- Source text -

-*-*-

Few issues generate so much anger towards Christians and Christianity. The conflict won't go away and the media loves its entertainment value. How should we respond? How do we respond? How would Jesus respond? Saying we love the sinner but hate the sin, doesn't seem to impress too many gay people. Perhaps we should start by asking God what He is saying through all this? Listening to the voices in this debate should make us realise that sexuality and homosexuality relate to many fundamental Christian issues, including the meaning and authority of Scripture, the quality of love and relationships, and wholeness and healing. Perhaps even more vitally, they relate to our love for God and ourselves.

MY STORY

Over the last twenty-three years I have met many Christians who testify to God changing their sexual orientation, enabling them to marry and have children. Often this is seen as the major source of hope for the homosexual who is seeking Christ. However, I meet many more Christians who marry hoping and praying that God will thus bring 'normality' into their lives and make homosexual issues a thing of the past. Sadly, often the result is even more frustration, a lack of self identity, anger, disillusionment and frequently divorce. Some Christians take part in 'healing programmes' and many find God's love and healing for various broken emotions. However, often there is still a sense of incompleteness as they search and live in hope for heterosexuality. Yet again many end up angry and disillusioned. Often they reject Christianity altogether, saying it makes them feel a continual sense of failure and guilt.

-*-*-

- Stored data -
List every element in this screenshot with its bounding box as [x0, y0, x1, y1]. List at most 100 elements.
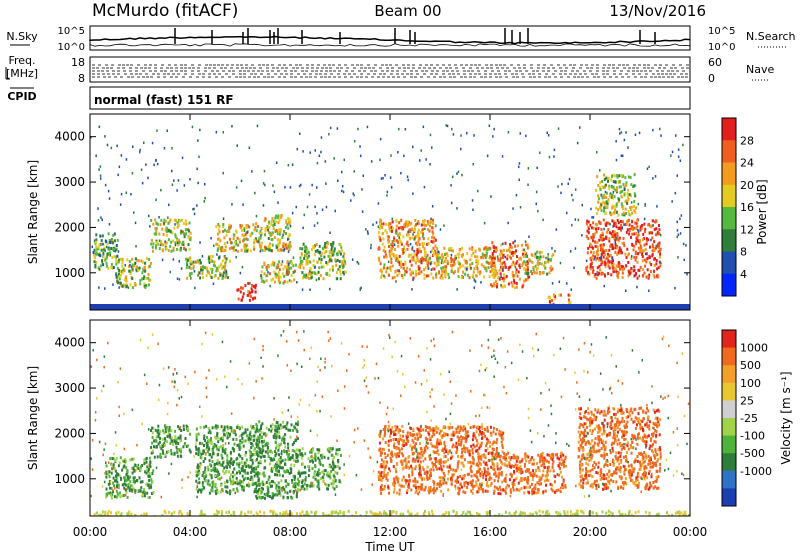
echo-cell — [427, 254, 429, 257]
echo-cell — [274, 473, 276, 476]
echo-cell — [309, 193, 311, 196]
echo-cell — [222, 259, 224, 262]
echo-cell — [195, 433, 197, 436]
echo-cell — [299, 475, 301, 478]
echo-cell — [378, 248, 380, 251]
echo-cell — [308, 277, 310, 280]
echo-cell — [257, 479, 259, 482]
echo-cell — [290, 436, 292, 439]
echo-cell — [218, 461, 220, 464]
echo-cell — [477, 262, 479, 265]
echo-cell — [280, 424, 282, 427]
echo-cell — [155, 439, 157, 442]
nsky-tick-bottom-left: 10^0 — [58, 42, 85, 53]
echo-cell — [102, 219, 104, 222]
echo-cell — [637, 277, 639, 280]
echo-cell — [579, 126, 581, 129]
echo-cell — [267, 229, 269, 232]
echo-cell — [262, 455, 264, 458]
echo-cell — [153, 491, 155, 494]
echo-cell — [523, 267, 525, 270]
echo-cell — [633, 248, 635, 251]
echo-cell — [431, 226, 433, 229]
echo-cell — [146, 257, 148, 260]
echo-cell — [604, 263, 606, 266]
echo-cell — [602, 245, 604, 248]
echo-cell — [301, 485, 303, 488]
echo-cell — [312, 449, 314, 452]
echo-cell — [297, 423, 299, 426]
echo-cell — [649, 256, 651, 259]
echo-cell — [547, 260, 549, 263]
echo-cell — [529, 276, 531, 279]
echo-cell — [329, 473, 331, 476]
echo-cell — [166, 242, 168, 245]
echo-cell — [226, 466, 228, 469]
echo-cell — [408, 255, 410, 258]
echo-cell — [342, 185, 344, 188]
echo-cell — [141, 169, 143, 172]
echo-cell — [243, 445, 245, 448]
echo-cell — [256, 484, 258, 487]
echo-cell — [287, 455, 289, 458]
echo-cell — [476, 255, 478, 258]
echo-cell — [113, 484, 115, 487]
echo-cell — [329, 450, 331, 453]
echo-cell — [343, 252, 345, 255]
echo-cell — [586, 222, 588, 225]
echo-cell — [472, 209, 474, 212]
echo-cell — [548, 258, 550, 261]
echo-cell — [144, 266, 146, 269]
echo-cell — [264, 219, 266, 222]
echo-cell — [332, 468, 334, 471]
echo-cell — [162, 259, 164, 262]
echo-cell — [242, 239, 244, 242]
echo-cell — [267, 486, 269, 489]
echo-cell — [454, 270, 456, 273]
echo-cell — [251, 287, 253, 290]
echo-cell — [680, 232, 682, 235]
echo-cell — [240, 290, 242, 293]
echo-cell — [227, 437, 229, 440]
echo-cell — [499, 278, 501, 281]
echo-cell — [242, 296, 244, 299]
echo-cell — [268, 428, 270, 431]
echo-cell — [246, 250, 248, 253]
echo-cell — [398, 272, 400, 275]
echo-cell — [114, 459, 116, 462]
echo-cell — [305, 471, 307, 474]
echo-cell — [411, 288, 413, 291]
echo-cell — [588, 227, 590, 230]
echo-cell — [596, 212, 598, 215]
echo-cell — [241, 441, 243, 444]
echo-cell — [193, 265, 195, 268]
echo-cell — [608, 187, 610, 190]
echo-cell — [296, 281, 298, 284]
echo-cell — [95, 245, 97, 248]
echo-cell — [166, 234, 168, 237]
echo-cell — [136, 479, 138, 482]
echo-cell — [457, 476, 459, 479]
echo-cell — [470, 267, 472, 270]
echo-cell — [655, 233, 657, 236]
echo-cell — [435, 276, 437, 279]
echo-cell — [236, 487, 238, 490]
echo-cell — [243, 486, 245, 489]
echo-cell — [607, 260, 609, 263]
echo-cell — [421, 257, 423, 260]
nsearch-label: N.Search — [746, 30, 796, 43]
echo-cell — [568, 298, 570, 301]
echo-cell — [592, 221, 594, 224]
echo-cell — [599, 206, 601, 209]
echo-cell — [261, 440, 263, 443]
echo-cell — [206, 274, 208, 277]
echo-cell — [539, 152, 541, 155]
echo-cell — [422, 235, 424, 238]
echo-cell — [595, 223, 597, 226]
echo-cell — [605, 212, 607, 215]
echo-cell — [332, 462, 334, 465]
echo-cell — [398, 128, 400, 130]
echo-cell — [231, 203, 233, 206]
echo-cell — [219, 238, 221, 241]
echo-cell — [407, 248, 409, 251]
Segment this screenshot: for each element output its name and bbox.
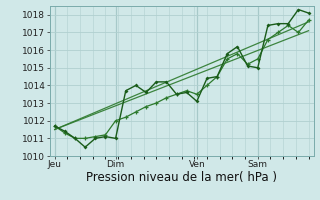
X-axis label: Pression niveau de la mer( hPa ): Pression niveau de la mer( hPa ) <box>86 171 277 184</box>
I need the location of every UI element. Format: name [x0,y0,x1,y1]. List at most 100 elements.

-*-*-

- Task directions -
In the essay on Christians and homosexuality, why do many of the Christians it describes end up rejecting Christianity altogether? Answer in one to three sentences. The records play no part in this exercise.

- Exercise result -
Many who join healing programs still feel incomplete as they keep hoping for heterosexuality, and they end up angry and disillusioned. They often reject Christianity, saying it makes them feel a continual sense of failure and guilt.